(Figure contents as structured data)
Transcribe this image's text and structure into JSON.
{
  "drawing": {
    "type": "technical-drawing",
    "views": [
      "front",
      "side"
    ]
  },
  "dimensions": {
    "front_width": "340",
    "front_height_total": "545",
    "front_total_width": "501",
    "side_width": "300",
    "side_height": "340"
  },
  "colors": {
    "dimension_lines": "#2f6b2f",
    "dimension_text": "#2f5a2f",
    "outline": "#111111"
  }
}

What you should do
Produce a verbatim transcription of the entries above.

Finished answer
Transcribe this image's text and structure into JSON.
{
  "drawing": {
    "type": "technical-drawing",
    "views": [
      "front",
      "side"
    ]
  },
  "dimensions": {
    "front_width": "340",
    "front_height_total": "545",
    "front_total_width": "501",
    "side_width": "300",
    "side_height": "340"
  },
  "colors": {
    "dimension_lines": "#2f6b2f",
    "dimension_text": "#2f5a2f",
    "outline": "#111111"
  }
}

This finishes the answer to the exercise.